======== Document passage

Aion and Arcadia Quest both do something that very few other games in their space do well: PvPvE. For those who haven’t played Aion, the endgame is all about grinding mobs in a two faction PvP area. For those who haven’t played Arcadia Quest, gameplay is all about fighting other players (directly or indirectly) for monsters’ valuable loot.
Arcadia Quest doesn’t do a lot aside from that premise to really differentiate itself from other dungeon crawls. However, that simple design decision makes for a very refreshing experience. Players each control a guild of three heroes and will alternate moving, fighting, using special abilities, and resting. At the end of a mission, things carry over, and another mission is played. Eventually the campaign resolves with whoever has run the best guild. Players can fight monsters to complete quests or fight each other to prevent said completions. There’s tons of dice rolling and the rules aren’t so bad compared to some meatier dungeon crawls. That does make for some random feeling combat at times, but the sheer fun of PvPvE in board game form cannot be understated. The standalone expansion, Arcadia Quest: Inferno, may be preferred based on price and availability.

================

_What is required_
Reproduce word for word the part of the passage on Arcadia Quest that runs from "Aion and Arcadia" up to and including "monsters’ valuable loot.".

======== The data

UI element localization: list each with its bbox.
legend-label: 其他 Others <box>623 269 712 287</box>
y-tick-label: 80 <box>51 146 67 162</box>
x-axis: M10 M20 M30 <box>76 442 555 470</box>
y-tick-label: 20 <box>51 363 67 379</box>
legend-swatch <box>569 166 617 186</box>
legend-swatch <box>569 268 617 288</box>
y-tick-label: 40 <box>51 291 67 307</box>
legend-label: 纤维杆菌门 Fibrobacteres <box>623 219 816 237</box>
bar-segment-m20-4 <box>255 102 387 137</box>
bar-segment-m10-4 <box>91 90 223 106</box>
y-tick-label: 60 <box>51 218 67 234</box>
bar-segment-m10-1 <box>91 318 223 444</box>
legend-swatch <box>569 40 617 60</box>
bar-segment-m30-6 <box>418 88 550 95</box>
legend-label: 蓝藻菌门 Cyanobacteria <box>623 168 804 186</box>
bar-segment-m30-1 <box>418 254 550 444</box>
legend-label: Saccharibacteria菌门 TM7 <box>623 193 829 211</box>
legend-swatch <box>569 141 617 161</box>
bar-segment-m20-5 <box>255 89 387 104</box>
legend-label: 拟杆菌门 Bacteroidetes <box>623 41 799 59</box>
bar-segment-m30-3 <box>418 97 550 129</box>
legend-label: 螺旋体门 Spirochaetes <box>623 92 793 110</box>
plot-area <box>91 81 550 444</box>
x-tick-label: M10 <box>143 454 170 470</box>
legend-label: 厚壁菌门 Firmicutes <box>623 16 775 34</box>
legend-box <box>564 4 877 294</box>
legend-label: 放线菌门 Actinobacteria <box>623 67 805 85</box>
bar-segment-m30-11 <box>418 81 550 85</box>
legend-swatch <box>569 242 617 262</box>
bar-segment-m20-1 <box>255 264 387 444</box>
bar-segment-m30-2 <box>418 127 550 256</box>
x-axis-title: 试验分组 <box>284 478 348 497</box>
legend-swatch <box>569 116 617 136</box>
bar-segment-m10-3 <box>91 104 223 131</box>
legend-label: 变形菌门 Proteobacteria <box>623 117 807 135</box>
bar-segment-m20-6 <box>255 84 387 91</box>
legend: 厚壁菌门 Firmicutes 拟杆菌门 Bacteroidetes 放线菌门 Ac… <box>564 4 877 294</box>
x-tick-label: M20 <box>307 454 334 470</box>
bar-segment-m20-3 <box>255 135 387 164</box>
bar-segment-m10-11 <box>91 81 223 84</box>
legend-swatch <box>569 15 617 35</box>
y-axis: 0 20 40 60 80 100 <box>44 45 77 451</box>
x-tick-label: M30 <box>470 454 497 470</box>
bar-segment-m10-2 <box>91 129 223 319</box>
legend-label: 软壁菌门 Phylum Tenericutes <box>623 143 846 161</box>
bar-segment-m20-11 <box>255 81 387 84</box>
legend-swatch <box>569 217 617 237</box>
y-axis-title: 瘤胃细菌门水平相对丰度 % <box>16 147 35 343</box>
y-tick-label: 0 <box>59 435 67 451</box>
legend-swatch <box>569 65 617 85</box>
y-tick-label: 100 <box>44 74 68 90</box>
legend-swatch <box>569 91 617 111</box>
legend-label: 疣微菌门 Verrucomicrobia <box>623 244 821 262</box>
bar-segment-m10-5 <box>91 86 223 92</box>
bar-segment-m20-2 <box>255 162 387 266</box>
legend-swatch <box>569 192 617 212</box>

================

_Task answer_
Aion and Arcadia Quest both do something that very few other games in their space do well: PvPvE. For those who haven’t played Aion, the endgame is all about grinding mobs in a two faction PvP area. For those who haven’t played Arcadia Quest, gameplay is all about fighting other players (directly or indirectly) for monsters’ valuable loot.